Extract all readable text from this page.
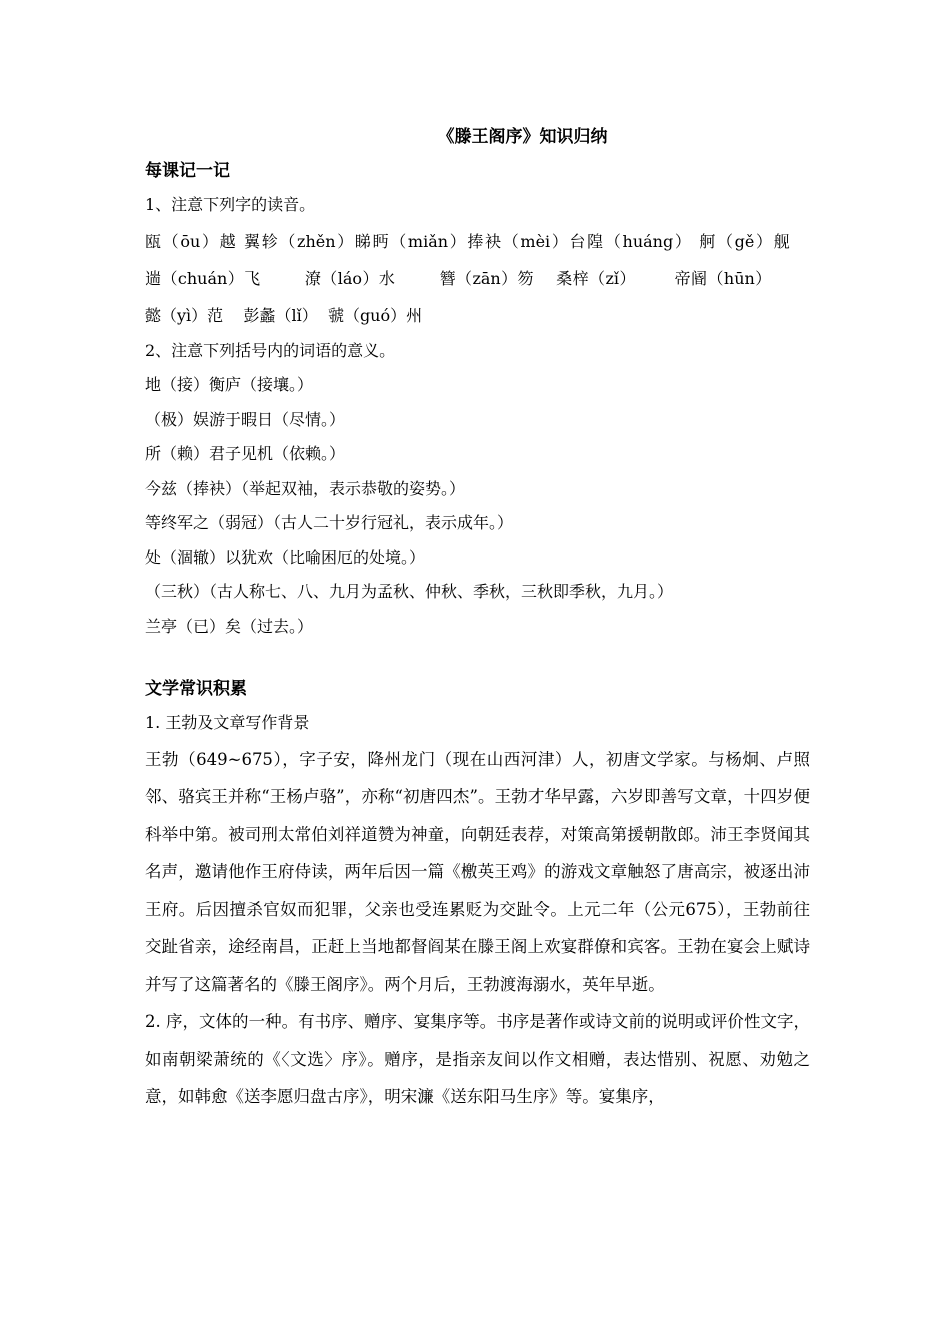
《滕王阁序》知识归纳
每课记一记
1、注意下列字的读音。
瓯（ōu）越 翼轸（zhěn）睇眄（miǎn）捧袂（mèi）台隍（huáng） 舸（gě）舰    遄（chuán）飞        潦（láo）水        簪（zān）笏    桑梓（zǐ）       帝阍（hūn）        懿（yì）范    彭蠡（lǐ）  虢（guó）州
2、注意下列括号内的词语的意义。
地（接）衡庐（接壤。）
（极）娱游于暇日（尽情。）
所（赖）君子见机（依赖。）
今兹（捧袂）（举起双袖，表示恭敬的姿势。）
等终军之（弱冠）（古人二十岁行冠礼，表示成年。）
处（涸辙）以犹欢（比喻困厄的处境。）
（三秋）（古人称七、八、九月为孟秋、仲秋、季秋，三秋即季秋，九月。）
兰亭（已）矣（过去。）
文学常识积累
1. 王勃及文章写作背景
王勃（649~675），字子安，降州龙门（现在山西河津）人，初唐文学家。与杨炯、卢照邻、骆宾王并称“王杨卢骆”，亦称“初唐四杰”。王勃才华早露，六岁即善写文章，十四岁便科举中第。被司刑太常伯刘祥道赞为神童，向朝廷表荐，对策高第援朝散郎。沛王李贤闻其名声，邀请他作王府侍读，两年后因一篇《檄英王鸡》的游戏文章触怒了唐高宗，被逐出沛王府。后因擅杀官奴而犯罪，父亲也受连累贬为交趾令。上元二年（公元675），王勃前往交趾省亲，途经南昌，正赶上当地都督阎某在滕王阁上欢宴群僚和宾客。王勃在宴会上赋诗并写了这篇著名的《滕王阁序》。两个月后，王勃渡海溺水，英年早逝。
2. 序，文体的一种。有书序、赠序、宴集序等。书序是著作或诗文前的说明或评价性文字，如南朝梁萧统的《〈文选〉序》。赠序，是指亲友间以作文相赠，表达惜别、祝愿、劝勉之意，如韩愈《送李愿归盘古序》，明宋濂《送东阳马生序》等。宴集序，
__________
### OBJECTIVE
Read through the data and copy every line where "滕王阁序" shows up.

### OUTPUT OF THE TASK
《滕王阁序》知识归纳
王勃（649~675），字子安，降州龙门（现在山西河津）人，初唐文学家。与杨炯、卢照邻、骆宾王并称“王杨卢骆”，亦称“初唐四杰”。王勃才华早露，六岁即善写文章，十四岁便科举中第。被司刑太常伯刘祥道赞为神童，向朝廷表荐，对策高第援朝散郎。沛王李贤闻其名声，邀请他作王府侍读，两年后因一篇《檄英王鸡》的游戏文章触怒了唐高宗，被逐出沛王府。后因擅杀官奴而犯罪，父亲也受连累贬为交趾令。上元二年（公元675），王勃前往交趾省亲，途经南昌，正赶上当地都督阎某在滕王阁上欢宴群僚和宾客。王勃在宴会上赋诗并写了这篇著名的《滕王阁序》。两个月后，王勃渡海溺水，英年早逝。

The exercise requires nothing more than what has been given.